=== RECORDS FOR PROCESSING ===

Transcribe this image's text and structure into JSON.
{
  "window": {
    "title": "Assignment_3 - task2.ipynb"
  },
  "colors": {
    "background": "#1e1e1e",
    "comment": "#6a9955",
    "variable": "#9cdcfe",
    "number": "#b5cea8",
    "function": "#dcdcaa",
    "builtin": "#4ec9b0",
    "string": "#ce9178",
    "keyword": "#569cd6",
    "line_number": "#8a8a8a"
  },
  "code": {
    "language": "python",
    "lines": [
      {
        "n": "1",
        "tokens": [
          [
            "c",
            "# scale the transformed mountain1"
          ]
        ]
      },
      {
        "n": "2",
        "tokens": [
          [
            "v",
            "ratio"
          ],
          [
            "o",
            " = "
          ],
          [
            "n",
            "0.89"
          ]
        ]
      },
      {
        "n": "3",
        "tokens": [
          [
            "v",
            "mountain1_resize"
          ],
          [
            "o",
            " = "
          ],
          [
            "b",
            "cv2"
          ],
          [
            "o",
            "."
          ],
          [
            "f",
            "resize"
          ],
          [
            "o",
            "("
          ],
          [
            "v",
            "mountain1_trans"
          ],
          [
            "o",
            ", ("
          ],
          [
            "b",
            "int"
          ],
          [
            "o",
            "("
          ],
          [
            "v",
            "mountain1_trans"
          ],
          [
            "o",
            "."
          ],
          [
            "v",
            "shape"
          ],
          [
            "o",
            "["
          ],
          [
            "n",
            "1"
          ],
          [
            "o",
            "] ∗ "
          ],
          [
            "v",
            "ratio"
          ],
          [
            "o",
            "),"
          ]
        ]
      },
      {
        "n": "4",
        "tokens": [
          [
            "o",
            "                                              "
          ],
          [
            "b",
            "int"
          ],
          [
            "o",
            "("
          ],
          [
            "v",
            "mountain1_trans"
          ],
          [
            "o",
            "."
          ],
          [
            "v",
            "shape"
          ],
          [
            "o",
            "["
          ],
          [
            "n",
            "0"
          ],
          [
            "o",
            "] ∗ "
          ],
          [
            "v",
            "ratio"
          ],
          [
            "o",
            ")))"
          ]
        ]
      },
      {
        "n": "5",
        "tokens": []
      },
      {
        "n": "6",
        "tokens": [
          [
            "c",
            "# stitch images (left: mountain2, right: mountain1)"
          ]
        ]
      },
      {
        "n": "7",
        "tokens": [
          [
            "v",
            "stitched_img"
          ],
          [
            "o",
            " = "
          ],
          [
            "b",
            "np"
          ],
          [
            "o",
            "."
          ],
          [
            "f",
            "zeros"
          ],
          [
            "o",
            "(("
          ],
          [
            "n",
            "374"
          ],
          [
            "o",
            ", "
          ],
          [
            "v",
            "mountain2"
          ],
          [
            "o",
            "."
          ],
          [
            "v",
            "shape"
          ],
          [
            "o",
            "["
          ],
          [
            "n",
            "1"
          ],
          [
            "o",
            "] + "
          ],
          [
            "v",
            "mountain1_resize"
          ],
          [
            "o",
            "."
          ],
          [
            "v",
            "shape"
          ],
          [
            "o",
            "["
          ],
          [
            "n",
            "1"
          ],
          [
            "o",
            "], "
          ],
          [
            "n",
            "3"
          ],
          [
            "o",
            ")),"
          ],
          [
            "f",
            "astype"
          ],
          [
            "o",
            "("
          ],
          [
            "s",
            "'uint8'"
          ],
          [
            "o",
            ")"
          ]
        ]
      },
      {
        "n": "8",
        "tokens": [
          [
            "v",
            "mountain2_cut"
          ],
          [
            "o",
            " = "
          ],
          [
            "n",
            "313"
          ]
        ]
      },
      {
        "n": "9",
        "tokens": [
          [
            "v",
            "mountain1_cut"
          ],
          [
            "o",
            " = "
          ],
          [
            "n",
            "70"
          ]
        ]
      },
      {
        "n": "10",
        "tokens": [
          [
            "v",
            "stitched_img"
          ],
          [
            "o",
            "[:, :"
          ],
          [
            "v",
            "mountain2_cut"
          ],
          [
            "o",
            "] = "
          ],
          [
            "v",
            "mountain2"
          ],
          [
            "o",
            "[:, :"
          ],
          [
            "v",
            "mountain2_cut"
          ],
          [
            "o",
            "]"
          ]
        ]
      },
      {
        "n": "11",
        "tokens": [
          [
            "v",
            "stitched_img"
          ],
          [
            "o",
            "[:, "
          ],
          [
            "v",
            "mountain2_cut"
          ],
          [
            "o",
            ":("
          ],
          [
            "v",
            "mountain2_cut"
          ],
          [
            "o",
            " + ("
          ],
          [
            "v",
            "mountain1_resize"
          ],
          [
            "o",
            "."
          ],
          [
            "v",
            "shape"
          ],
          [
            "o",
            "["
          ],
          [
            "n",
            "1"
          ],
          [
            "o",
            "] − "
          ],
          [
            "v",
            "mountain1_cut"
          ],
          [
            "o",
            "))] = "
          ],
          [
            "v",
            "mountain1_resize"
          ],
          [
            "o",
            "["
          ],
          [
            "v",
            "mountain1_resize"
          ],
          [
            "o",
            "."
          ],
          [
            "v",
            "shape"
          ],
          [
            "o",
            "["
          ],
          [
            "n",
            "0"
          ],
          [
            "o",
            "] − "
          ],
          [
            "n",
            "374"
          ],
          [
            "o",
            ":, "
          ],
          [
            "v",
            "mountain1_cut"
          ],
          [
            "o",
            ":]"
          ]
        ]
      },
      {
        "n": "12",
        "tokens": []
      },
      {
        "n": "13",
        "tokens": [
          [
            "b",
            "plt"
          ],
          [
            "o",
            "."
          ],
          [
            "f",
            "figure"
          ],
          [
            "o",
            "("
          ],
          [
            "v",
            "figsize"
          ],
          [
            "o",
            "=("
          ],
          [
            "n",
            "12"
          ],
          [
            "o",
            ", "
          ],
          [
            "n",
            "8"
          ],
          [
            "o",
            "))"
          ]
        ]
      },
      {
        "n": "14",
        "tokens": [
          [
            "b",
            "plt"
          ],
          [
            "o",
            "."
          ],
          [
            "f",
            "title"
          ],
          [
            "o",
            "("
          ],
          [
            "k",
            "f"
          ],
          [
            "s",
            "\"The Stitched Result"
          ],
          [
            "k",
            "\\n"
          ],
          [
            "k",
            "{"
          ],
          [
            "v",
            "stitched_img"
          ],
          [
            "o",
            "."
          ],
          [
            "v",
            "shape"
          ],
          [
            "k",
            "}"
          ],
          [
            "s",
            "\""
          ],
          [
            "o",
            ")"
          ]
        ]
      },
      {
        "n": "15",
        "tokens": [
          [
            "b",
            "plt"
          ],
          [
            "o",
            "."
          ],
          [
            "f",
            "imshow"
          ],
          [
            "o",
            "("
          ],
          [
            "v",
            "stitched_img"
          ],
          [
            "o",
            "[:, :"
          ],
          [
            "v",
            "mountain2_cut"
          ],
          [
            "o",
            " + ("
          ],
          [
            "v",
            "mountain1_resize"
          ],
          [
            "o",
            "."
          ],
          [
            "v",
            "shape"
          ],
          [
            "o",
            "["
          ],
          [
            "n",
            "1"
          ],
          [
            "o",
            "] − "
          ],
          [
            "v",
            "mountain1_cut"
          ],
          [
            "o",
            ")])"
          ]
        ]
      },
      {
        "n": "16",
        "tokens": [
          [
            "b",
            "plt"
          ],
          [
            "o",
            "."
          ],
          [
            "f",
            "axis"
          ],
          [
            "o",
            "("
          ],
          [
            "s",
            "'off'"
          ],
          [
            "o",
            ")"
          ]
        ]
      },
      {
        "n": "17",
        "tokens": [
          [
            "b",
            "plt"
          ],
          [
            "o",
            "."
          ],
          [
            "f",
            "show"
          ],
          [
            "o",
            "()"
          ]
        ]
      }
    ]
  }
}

===

_PROBLEM TO WORK ON_
Copy out each record, keeping every word as it is.

_ANSWER FOR THIS EXERCISE_
Transcribe this image's text and structure into JSON.
{
  "window": {
    "title": "Assignment_3 - task2.ipynb"
  },
  "colors": {
    "background": "#1e1e1e",
    "comment": "#6a9955",
    "variable": "#9cdcfe",
    "number": "#b5cea8",
    "function": "#dcdcaa",
    "builtin": "#4ec9b0",
    "string": "#ce9178",
    "keyword": "#569cd6",
    "line_number": "#8a8a8a"
  },
  "code": {
    "language": "python",
    "lines": [
      {
        "n": "1",
        "tokens": [
          [
            "c",
            "# scale the transformed mountain1"
          ]
        ]
      },
      {
        "n": "2",
        "tokens": [
          [
            "v",
            "ratio"
          ],
          [
            "o",
            " = "
          ],
          [
            "n",
            "0.89"
          ]
        ]
      },
      {
        "n": "3",
        "tokens": [
          [
            "v",
            "mountain1_resize"
          ],
          [
            "o",
            " = "
          ],
          [
            "b",
            "cv2"
          ],
          [
            "o",
            "."
          ],
          [
            "f",
            "resize"
          ],
          [
            "o",
            "("
          ],
          [
            "v",
            "mountain1_trans"
          ],
          [
            "o",
            ", ("
          ],
          [
            "b",
            "int"
          ],
          [
            "o",
            "("
          ],
          [
            "v",
            "mountain1_trans"
          ],
          [
            "o",
            "."
          ],
          [
            "v",
            "shape"
          ],
          [
            "o",
            "["
          ],
          [
            "n",
            "1"
          ],
          [
            "o",
            "] ∗ "
          ],
          [
            "v",
            "ratio"
          ],
          [
            "o",
            "),"
          ]
        ]
      },
      {
        "n": "4",
        "tokens": [
          [
            "o",
            "                                              "
          ],
          [
            "b",
            "int"
          ],
          [
            "o",
            "("
          ],
          [
            "v",
            "mountain1_trans"
          ],
          [
            "o",
            "."
          ],
          [
            "v",
            "shape"
          ],
          [
            "o",
            "["
          ],
          [
            "n",
            "0"
          ],
          [
            "o",
            "] ∗ "
          ],
          [
            "v",
            "ratio"
          ],
          [
            "o",
            ")))"
          ]
        ]
      },
      {
        "n": "5",
        "tokens": []
      },
      {
        "n": "6",
        "tokens": [
          [
            "c",
            "# stitch images (left: mountain2, right: mountain1)"
          ]
        ]
      },
      {
        "n": "7",
        "tokens": [
          [
            "v",
            "stitched_img"
          ],
          [
            "o",
            " = "
          ],
          [
            "b",
            "np"
          ],
          [
            "o",
            "."
          ],
          [
            "f",
            "zeros"
          ],
          [
            "o",
            "(("
          ],
          [
            "n",
            "374"
          ],
          [
            "o",
            ", "
          ],
          [
            "v",
            "mountain2"
          ],
          [
            "o",
            "."
          ],
          [
            "v",
            "shape"
          ],
          [
            "o",
            "["
          ],
          [
            "n",
            "1"
          ],
          [
            "o",
            "] + "
          ],
          [
            "v",
            "mountain1_resize"
          ],
          [
            "o",
            "."
          ],
          [
            "v",
            "shape"
          ],
          [
            "o",
            "["
          ],
          [
            "n",
            "1"
          ],
          [
            "o",
            "], "
          ],
          [
            "n",
            "3"
          ],
          [
            "o",
            ")),"
          ],
          [
            "f",
            "astype"
          ],
          [
            "o",
            "("
          ],
          [
            "s",
            "'uint8'"
          ],
          [
            "o",
            ")"
          ]
        ]
      },
      {
        "n": "8",
        "tokens": [
          [
            "v",
            "mountain2_cut"
          ],
          [
            "o",
            " = "
          ],
          [
            "n",
            "313"
          ]
        ]
      },
      {
        "n": "9",
        "tokens": [
          [
            "v",
            "mountain1_cut"
          ],
          [
            "o",
            " = "
          ],
          [
            "n",
            "70"
          ]
        ]
      },
      {
        "n": "10",
        "tokens": [
          [
            "v",
            "stitched_img"
          ],
          [
            "o",
            "[:, :"
          ],
          [
            "v",
            "mountain2_cut"
          ],
          [
            "o",
            "] = "
          ],
          [
            "v",
            "mountain2"
          ],
          [
            "o",
            "[:, :"
          ],
          [
            "v",
            "mountain2_cut"
          ],
          [
            "o",
            "]"
          ]
        ]
      },
      {
        "n": "11",
        "tokens": [
          [
            "v",
            "stitched_img"
          ],
          [
            "o",
            "[:, "
          ],
          [
            "v",
            "mountain2_cut"
          ],
          [
            "o",
            ":("
          ],
          [
            "v",
            "mountain2_cut"
          ],
          [
            "o",
            " + ("
          ],
          [
            "v",
            "mountain1_resize"
          ],
          [
            "o",
            "."
          ],
          [
            "v",
            "shape"
          ],
          [
            "o",
            "["
          ],
          [
            "n",
            "1"
          ],
          [
            "o",
            "] − "
          ],
          [
            "v",
            "mountain1_cut"
          ],
          [
            "o",
            "))] = "
          ],
          [
            "v",
            "mountain1_resize"
          ],
          [
            "o",
            "["
          ],
          [
            "v",
            "mountain1_resize"
          ],
          [
            "o",
            "."
          ],
          [
            "v",
            "shape"
          ],
          [
            "o",
            "["
          ],
          [
            "n",
            "0"
          ],
          [
            "o",
            "] − "
          ],
          [
            "n",
            "374"
          ],
          [
            "o",
            ":, "
          ],
          [
            "v",
            "mountain1_cut"
          ],
          [
            "o",
            ":]"
          ]
        ]
      },
      {
        "n": "12",
        "tokens": []
      },
      {
        "n": "13",
        "tokens": [
          [
            "b",
            "plt"
          ],
          [
            "o",
            "."
          ],
          [
            "f",
            "figure"
          ],
          [
            "o",
            "("
          ],
          [
            "v",
            "figsize"
          ],
          [
            "o",
            "=("
          ],
          [
            "n",
            "12"
          ],
          [
            "o",
            ", "
          ],
          [
            "n",
            "8"
          ],
          [
            "o",
            "))"
          ]
        ]
      },
      {
        "n": "14",
        "tokens": [
          [
            "b",
            "plt"
          ],
          [
            "o",
            "."
          ],
          [
            "f",
            "title"
          ],
          [
            "o",
            "("
          ],
          [
            "k",
            "f"
          ],
          [
            "s",
            "\"The Stitched Result"
          ],
          [
            "k",
            "\\n"
          ],
          [
            "k",
            "{"
          ],
          [
            "v",
            "stitched_img"
          ],
          [
            "o",
            "."
          ],
          [
            "v",
            "shape"
          ],
          [
            "k",
            "}"
          ],
          [
            "s",
            "\""
          ],
          [
            "o",
            ")"
          ]
        ]
      },
      {
        "n": "15",
        "tokens": [
          [
            "b",
            "plt"
          ],
          [
            "o",
            "."
          ],
          [
            "f",
            "imshow"
          ],
          [
            "o",
            "("
          ],
          [
            "v",
            "stitched_img"
          ],
          [
            "o",
            "[:, :"
          ],
          [
            "v",
            "mountain2_cut"
          ],
          [
            "o",
            " + ("
          ],
          [
            "v",
            "mountain1_resize"
          ],
          [
            "o",
            "."
          ],
          [
            "v",
            "shape"
          ],
          [
            "o",
            "["
          ],
          [
            "n",
            "1"
          ],
          [
            "o",
            "] − "
          ],
          [
            "v",
            "mountain1_cut"
          ],
          [
            "o",
            ")])"
          ]
        ]
      },
      {
        "n": "16",
        "tokens": [
          [
            "b",
            "plt"
          ],
          [
            "o",
            "."
          ],
          [
            "f",
            "axis"
          ],
          [
            "o",
            "("
          ],
          [
            "s",
            "'off'"
          ],
          [
            "o",
            ")"
          ]
        ]
      },
      {
        "n": "17",
        "tokens": [
          [
            "b",
            "plt"
          ],
          [
            "o",
            "."
          ],
          [
            "f",
            "show"
          ],
          [
            "o",
            "()"
          ]
        ]
      }
    ]
  }
}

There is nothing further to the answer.